→ **Source material**

_ _ _ _ _

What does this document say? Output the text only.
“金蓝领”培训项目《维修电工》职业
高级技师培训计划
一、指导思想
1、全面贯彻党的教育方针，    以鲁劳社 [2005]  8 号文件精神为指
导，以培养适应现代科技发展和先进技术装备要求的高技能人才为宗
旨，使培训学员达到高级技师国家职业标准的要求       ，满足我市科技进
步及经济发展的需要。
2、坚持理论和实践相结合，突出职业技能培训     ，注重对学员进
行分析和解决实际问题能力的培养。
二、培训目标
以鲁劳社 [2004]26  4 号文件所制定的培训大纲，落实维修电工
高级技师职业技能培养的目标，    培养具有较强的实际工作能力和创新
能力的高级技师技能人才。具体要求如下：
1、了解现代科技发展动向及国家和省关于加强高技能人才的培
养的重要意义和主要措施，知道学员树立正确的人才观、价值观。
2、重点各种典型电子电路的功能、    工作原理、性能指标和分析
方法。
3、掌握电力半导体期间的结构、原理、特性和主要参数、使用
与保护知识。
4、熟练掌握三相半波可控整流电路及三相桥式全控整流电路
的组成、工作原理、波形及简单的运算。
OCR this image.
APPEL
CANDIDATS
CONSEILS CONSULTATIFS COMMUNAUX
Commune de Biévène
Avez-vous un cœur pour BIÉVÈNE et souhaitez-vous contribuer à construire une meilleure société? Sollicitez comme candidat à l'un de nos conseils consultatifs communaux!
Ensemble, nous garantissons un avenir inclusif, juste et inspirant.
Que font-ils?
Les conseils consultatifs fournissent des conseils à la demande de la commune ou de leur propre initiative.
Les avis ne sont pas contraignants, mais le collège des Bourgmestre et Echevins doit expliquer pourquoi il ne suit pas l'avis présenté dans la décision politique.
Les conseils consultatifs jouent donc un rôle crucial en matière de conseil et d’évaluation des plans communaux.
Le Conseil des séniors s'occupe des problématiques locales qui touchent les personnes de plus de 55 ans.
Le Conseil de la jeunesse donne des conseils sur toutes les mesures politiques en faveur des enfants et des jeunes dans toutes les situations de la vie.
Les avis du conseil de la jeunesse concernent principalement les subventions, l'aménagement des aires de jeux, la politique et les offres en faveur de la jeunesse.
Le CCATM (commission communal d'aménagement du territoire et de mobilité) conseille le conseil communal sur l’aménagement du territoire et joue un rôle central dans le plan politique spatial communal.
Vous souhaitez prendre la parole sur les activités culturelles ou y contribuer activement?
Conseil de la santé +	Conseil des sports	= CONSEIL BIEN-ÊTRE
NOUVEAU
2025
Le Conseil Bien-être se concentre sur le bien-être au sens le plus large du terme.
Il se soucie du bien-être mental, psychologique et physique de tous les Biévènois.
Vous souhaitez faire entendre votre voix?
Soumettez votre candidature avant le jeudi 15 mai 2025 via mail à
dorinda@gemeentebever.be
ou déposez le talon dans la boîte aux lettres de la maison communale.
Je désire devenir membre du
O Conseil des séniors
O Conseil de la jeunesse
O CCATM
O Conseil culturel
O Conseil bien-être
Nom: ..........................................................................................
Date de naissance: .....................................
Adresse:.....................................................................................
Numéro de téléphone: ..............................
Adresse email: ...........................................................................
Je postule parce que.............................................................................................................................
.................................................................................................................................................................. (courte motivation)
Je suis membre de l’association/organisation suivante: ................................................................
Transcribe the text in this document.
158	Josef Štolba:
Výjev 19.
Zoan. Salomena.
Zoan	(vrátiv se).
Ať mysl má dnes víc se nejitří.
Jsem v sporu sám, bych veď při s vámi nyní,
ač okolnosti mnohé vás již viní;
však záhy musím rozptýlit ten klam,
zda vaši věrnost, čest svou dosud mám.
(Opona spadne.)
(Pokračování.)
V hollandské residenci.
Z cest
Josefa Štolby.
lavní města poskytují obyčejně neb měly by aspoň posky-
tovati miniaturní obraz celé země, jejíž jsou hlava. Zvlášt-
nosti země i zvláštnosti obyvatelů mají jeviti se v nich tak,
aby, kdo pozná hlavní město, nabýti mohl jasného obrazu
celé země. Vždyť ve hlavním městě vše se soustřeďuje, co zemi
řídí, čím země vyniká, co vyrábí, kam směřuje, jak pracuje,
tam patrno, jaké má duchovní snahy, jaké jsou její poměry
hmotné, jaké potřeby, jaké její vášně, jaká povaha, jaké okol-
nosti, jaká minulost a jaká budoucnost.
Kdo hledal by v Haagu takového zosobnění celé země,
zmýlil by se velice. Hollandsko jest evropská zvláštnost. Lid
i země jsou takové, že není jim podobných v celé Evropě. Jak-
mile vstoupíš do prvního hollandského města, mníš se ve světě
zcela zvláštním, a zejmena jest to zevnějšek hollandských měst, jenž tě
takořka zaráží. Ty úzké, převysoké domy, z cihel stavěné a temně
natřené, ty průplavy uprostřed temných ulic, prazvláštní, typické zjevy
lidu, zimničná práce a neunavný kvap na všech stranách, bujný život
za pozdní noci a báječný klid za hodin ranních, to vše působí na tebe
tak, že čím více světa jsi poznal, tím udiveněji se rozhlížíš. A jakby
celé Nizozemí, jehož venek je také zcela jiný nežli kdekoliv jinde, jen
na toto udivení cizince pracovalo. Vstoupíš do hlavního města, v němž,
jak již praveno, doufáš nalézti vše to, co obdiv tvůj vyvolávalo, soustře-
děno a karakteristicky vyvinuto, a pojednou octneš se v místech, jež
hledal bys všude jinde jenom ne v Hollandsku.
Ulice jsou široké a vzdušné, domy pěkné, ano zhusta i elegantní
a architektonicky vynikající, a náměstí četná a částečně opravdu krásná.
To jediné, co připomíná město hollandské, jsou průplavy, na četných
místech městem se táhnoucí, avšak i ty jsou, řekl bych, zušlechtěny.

_ _ _ _ _

Return every record, word for word.

What does this document say? Output the text only.
“金蓝领”培训项目《维修电工》职业
高级技师培训计划
一、指导思想
1、全面贯彻党的教育方针，    以鲁劳社 [2005]  8 号文件精神为指
导，以培养适应现代科技发展和先进技术装备要求的高技能人才为宗
旨，使培训学员达到高级技师国家职业标准的要求       ，满足我市科技进
步及经济发展的需要。
2、坚持理论和实践相结合，突出职业技能培训     ，注重对学员进
行分析和解决实际问题能力的培养。
二、培训目标
以鲁劳社 [2004]26  4 号文件所制定的培训大纲，落实维修电工
高级技师职业技能培养的目标，    培养具有较强的实际工作能力和创新
能力的高级技师技能人才。具体要求如下：
1、了解现代科技发展动向及国家和省关于加强高技能人才的培
养的重要意义和主要措施，知道学员树立正确的人才观、价值观。
2、重点各种典型电子电路的功能、    工作原理、性能指标和分析
方法。
3、掌握电力半导体期间的结构、原理、特性和主要参数、使用
与保护知识。
4、熟练掌握三相半波可控整流电路及三相桥式全控整流电路
的组成、工作原理、波形及简单的运算。
OCR this image.
APPEL
CANDIDATS
CONSEILS CONSULTATIFS COMMUNAUX
Commune de Biévène
Avez-vous un cœur pour BIÉVÈNE et souhaitez-vous contribuer à construire une meilleure société? Sollicitez comme candidat à l'un de nos conseils consultatifs communaux!
Ensemble, nous garantissons un avenir inclusif, juste et inspirant.
Que font-ils?
Les conseils consultatifs fournissent des conseils à la demande de la commune ou de leur propre initiative.
Les avis ne sont pas contraignants, mais le collège des Bourgmestre et Echevins doit expliquer pourquoi il ne suit pas l'avis présenté dans la décision politique.
Les conseils consultatifs jouent donc un rôle crucial en matière de conseil et d’évaluation des plans communaux.
Le Conseil des séniors s'occupe des problématiques locales qui touchent les personnes de plus de 55 ans.
Le Conseil de la jeunesse donne des conseils sur toutes les mesures politiques en faveur des enfants et des jeunes dans toutes les situations de la vie.
Les avis du conseil de la jeunesse concernent principalement les subventions, l'aménagement des aires de jeux, la politique et les offres en faveur de la jeunesse.
Le CCATM (commission communal d'aménagement du territoire et de mobilité) conseille le conseil communal sur l’aménagement du territoire et joue un rôle central dans le plan politique spatial communal.
Vous souhaitez prendre la parole sur les activités culturelles ou y contribuer activement?
Conseil de la santé +	Conseil des sports	= CONSEIL BIEN-ÊTRE
NOUVEAU
2025
Le Conseil Bien-être se concentre sur le bien-être au sens le plus large du terme.
Il se soucie du bien-être mental, psychologique et physique de tous les Biévènois.
Vous souhaitez faire entendre votre voix?
Soumettez votre candidature avant le jeudi 15 mai 2025 via mail à
dorinda@gemeentebever.be
ou déposez le talon dans la boîte aux lettres de la maison communale.
Je désire devenir membre du
O Conseil des séniors
O Conseil de la jeunesse
O CCATM
O Conseil culturel
O Conseil bien-être
Nom: ..........................................................................................
Date de naissance: .....................................
Adresse:.....................................................................................
Numéro de téléphone: ..............................
Adresse email: ...........................................................................
Je postule parce que.............................................................................................................................
.................................................................................................................................................................. (courte motivation)
Je suis membre de l’association/organisation suivante: ................................................................
Transcribe the text in this document.
158	Josef Štolba:
Výjev 19.
Zoan. Salomena.
Zoan	(vrátiv se).
Ať mysl má dnes víc se nejitří.
Jsem v sporu sám, bych veď při s vámi nyní,
ač okolnosti mnohé vás již viní;
však záhy musím rozptýlit ten klam,
zda vaši věrnost, čest svou dosud mám.
(Opona spadne.)
(Pokračování.)
V hollandské residenci.
Z cest
Josefa Štolby.
lavní města poskytují obyčejně neb měly by aspoň posky-
tovati miniaturní obraz celé země, jejíž jsou hlava. Zvlášt-
nosti země i zvláštnosti obyvatelů mají jeviti se v nich tak,
aby, kdo pozná hlavní město, nabýti mohl jasného obrazu
celé země. Vždyť ve hlavním městě vše se soustřeďuje, co zemi
řídí, čím země vyniká, co vyrábí, kam směřuje, jak pracuje,
tam patrno, jaké má duchovní snahy, jaké jsou její poměry
hmotné, jaké potřeby, jaké její vášně, jaká povaha, jaké okol-
nosti, jaká minulost a jaká budoucnost.
Kdo hledal by v Haagu takového zosobnění celé země,
zmýlil by se velice. Hollandsko jest evropská zvláštnost. Lid
i země jsou takové, že není jim podobných v celé Evropě. Jak-
mile vstoupíš do prvního hollandského města, mníš se ve světě
zcela zvláštním, a zejmena jest to zevnějšek hollandských měst, jenž tě
takořka zaráží. Ty úzké, převysoké domy, z cihel stavěné a temně
natřené, ty průplavy uprostřed temných ulic, prazvláštní, typické zjevy
lidu, zimničná práce a neunavný kvap na všech stranách, bujný život
za pozdní noci a báječný klid za hodin ranních, to vše působí na tebe
tak, že čím více světa jsi poznal, tím udiveněji se rozhlížíš. A jakby
celé Nizozemí, jehož venek je také zcela jiný nežli kdekoliv jinde, jen
na toto udivení cizince pracovalo. Vstoupíš do hlavního města, v němž,
jak již praveno, doufáš nalézti vše to, co obdiv tvůj vyvolávalo, soustře-
děno a karakteristicky vyvinuto, a pojednou octneš se v místech, jež
hledal bys všude jinde jenom ne v Hollandsku.
Ulice jsou široké a vzdušné, domy pěkné, ano zhusta i elegantní
a architektonicky vynikající, a náměstí četná a částečně opravdu krásná.
To jediné, co připomíná město hollandské, jsou průplavy, na četných
místech městem se táhnoucí, avšak i ty jsou, řekl bych, zušlechtěny.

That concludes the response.